Your instructions => Please recast the entries below as a Markdown table with the columns Row and Line. Give each nonblank line its own row and number the rows in order.

• • • • •

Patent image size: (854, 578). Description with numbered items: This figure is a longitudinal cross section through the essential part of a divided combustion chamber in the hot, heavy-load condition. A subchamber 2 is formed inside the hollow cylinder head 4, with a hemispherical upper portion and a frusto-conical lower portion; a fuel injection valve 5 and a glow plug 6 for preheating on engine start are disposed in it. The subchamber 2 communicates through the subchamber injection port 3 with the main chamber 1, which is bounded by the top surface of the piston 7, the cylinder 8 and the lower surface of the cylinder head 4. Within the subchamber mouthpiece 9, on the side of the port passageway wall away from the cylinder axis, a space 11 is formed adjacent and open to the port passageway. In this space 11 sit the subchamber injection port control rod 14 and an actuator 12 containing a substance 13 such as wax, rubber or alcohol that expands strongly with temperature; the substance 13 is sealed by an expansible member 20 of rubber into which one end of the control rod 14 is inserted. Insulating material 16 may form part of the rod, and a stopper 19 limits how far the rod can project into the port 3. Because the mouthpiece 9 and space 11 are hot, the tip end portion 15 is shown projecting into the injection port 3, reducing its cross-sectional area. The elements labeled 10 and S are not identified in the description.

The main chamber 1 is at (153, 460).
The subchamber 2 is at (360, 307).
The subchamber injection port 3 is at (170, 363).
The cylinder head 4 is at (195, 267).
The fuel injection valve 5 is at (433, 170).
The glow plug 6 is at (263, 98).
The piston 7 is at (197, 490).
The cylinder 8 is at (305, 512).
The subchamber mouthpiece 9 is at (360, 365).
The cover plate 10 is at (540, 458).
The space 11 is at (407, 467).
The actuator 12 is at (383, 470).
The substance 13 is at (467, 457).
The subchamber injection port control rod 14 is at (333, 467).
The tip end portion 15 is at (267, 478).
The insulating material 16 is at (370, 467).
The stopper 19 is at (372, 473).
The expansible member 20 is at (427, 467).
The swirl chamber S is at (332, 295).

• • • • •

Exercise result =>
| Row | Line |
|---|---|
| 1 | Patent image size: (854, 578). Description with numbered items: This figure is a longitudinal cross section through the essential part of a divided combustion chamber in the hot, heavy-load condition. A subchamber 2 is formed inside the hollow cylinder head 4, with a hemispherical upper portion and a frusto-conical lower portion; a fuel injection valve 5 and a glow plug 6 for preheating on engine start are disposed in it. The subchamber 2 communicates through the subchamber injection port 3 with the main chamber 1, which is bounded by the top surface of the piston 7, the cylinder 8 and the lower surface of the cylinder head 4. Within the subchamber mouthpiece 9, on the side of the port passageway wall away from the cylinder axis, a space 11 is formed adjacent and open to the port passageway. In this space 11 sit the subchamber injection port control rod 14 and an actuator 12 containing a substance 13 such as wax, rubber or alcohol that expands strongly with temperature; the substance 13 is sealed by an expansible member 20 of rubber into which one end of the control rod 14 is inserted. Insulating material 16 may form part of the rod, and a stopper 19 limits how far the rod can project into the port 3. Because the mouthpiece 9 and space 11 are hot, the tip end portion 15 is shown projecting into the injection port 3, reducing its cross-sectional area. The elements labeled 10 and S are not identified in the description. |
| 2 | The main chamber 1 is at (153, 460). |
| 3 | The subchamber 2 is at (360, 307). |
| 4 | The subchamber injection port 3 is at (170, 363). |
| 5 | The cylinder head 4 is at (195, 267). |
| 6 | The fuel injection valve 5 is at (433, 170). |
| 7 | The glow plug 6 is at (263, 98). |
| 8 | The piston 7 is at (197, 490). |
| 9 | The cylinder 8 is at (305, 512). |
| 10 | The subchamber mouthpiece 9 is at (360, 365). |
| 11 | The cover plate 10 is at (540, 458). |
| 12 | The space 11 is at (407, 467). |
| 13 | The actuator 12 is at (383, 470). |
| 14 | The substance 13 is at (467, 457). |
| 15 | The subchamber injection port control rod 14 is at (333, 467). |
| 16 | The tip end portion 15 is at (267, 478). |
| 17 | The insulating material 16 is at (370, 467). |
| 18 | The stopper 19 is at (372, 473). |
| 19 | The expansible member 20 is at (427, 467). |
| 20 | The swirl chamber S is at (332, 295). |